◆ What to work on:
Your answer should be a single number: the count of lines containing "此处可播放相关音频".

◆ Supplied material:
------------

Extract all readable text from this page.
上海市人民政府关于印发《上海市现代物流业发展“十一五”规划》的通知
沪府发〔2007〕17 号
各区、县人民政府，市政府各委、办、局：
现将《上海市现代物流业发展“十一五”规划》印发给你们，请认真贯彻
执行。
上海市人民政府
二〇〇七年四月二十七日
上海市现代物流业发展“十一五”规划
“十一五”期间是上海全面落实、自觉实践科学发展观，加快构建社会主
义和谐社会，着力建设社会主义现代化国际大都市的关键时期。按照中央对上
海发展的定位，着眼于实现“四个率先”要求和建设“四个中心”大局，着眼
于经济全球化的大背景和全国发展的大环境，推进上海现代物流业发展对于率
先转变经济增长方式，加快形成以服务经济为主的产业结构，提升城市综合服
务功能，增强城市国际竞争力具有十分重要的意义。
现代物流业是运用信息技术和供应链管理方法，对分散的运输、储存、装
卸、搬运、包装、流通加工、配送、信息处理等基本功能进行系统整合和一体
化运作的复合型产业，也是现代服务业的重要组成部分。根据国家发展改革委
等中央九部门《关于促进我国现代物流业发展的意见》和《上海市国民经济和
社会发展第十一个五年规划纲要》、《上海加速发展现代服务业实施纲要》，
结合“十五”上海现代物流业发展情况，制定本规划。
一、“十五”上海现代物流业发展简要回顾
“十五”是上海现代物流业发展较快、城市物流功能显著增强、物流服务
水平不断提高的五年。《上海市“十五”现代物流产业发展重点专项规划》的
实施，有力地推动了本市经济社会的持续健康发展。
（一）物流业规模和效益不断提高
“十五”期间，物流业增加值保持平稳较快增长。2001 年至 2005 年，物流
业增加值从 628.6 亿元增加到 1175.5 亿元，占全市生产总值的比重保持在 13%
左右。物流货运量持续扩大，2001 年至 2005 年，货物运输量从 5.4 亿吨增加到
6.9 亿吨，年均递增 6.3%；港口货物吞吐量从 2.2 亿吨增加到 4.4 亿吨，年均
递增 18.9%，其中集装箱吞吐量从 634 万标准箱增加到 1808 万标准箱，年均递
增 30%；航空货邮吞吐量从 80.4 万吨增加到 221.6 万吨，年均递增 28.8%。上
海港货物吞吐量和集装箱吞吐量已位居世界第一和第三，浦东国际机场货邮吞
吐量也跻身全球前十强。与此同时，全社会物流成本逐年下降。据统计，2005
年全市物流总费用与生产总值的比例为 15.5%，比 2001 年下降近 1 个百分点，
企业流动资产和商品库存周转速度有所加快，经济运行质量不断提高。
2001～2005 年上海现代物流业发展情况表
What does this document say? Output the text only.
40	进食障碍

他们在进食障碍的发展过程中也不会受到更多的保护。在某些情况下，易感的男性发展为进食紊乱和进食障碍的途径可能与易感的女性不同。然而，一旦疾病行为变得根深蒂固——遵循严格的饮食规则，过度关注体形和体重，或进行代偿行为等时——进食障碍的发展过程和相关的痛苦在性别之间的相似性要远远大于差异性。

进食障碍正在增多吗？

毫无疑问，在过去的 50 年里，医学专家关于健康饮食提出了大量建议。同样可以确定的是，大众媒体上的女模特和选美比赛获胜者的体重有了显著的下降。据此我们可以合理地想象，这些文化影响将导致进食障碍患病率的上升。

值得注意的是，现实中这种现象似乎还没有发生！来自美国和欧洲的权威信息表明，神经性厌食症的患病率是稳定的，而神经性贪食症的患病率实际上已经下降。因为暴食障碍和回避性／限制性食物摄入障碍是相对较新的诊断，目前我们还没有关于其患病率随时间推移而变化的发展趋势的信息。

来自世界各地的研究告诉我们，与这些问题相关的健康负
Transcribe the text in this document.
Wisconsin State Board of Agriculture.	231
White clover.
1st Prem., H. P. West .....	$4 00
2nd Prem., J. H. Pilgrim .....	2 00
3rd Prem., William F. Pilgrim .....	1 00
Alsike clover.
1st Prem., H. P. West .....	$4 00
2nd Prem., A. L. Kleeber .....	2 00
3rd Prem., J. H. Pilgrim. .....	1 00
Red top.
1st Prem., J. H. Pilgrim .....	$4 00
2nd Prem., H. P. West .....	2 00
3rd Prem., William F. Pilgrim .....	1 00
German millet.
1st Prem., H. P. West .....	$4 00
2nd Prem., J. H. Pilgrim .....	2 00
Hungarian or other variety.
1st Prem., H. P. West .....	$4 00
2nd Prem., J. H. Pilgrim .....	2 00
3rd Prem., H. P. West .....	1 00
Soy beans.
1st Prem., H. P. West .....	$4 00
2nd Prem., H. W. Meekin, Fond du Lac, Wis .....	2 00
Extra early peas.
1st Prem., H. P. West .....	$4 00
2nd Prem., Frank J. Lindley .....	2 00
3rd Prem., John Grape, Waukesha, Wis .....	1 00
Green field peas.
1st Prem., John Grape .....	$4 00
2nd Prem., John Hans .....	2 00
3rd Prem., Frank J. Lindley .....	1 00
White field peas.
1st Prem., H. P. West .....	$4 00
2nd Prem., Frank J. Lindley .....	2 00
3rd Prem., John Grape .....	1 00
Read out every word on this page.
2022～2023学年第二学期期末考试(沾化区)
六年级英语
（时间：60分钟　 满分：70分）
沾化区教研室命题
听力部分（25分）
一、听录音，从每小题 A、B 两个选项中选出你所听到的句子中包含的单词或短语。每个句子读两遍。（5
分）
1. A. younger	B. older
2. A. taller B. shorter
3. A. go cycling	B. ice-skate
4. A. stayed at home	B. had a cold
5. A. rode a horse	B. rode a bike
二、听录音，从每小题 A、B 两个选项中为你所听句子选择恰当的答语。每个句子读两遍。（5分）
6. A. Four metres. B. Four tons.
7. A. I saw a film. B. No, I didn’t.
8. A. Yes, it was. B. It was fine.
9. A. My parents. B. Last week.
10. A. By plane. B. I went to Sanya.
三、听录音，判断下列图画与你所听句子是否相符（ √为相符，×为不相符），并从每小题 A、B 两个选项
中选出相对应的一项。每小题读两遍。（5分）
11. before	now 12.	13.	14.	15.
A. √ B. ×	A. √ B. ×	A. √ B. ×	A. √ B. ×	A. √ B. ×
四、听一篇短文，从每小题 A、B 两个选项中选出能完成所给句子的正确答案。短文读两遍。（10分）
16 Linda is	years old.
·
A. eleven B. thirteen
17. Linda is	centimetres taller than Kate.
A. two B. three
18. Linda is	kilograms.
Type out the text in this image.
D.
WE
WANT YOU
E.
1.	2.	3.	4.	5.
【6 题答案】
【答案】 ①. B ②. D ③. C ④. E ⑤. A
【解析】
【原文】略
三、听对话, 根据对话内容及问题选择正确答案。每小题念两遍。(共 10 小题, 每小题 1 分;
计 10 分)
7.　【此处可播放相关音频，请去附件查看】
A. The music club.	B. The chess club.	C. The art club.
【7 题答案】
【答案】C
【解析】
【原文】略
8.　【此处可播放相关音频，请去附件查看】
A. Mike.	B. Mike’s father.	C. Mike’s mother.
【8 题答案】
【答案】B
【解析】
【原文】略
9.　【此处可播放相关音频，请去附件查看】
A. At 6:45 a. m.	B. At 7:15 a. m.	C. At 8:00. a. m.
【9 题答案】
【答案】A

------------

◆ The output:
3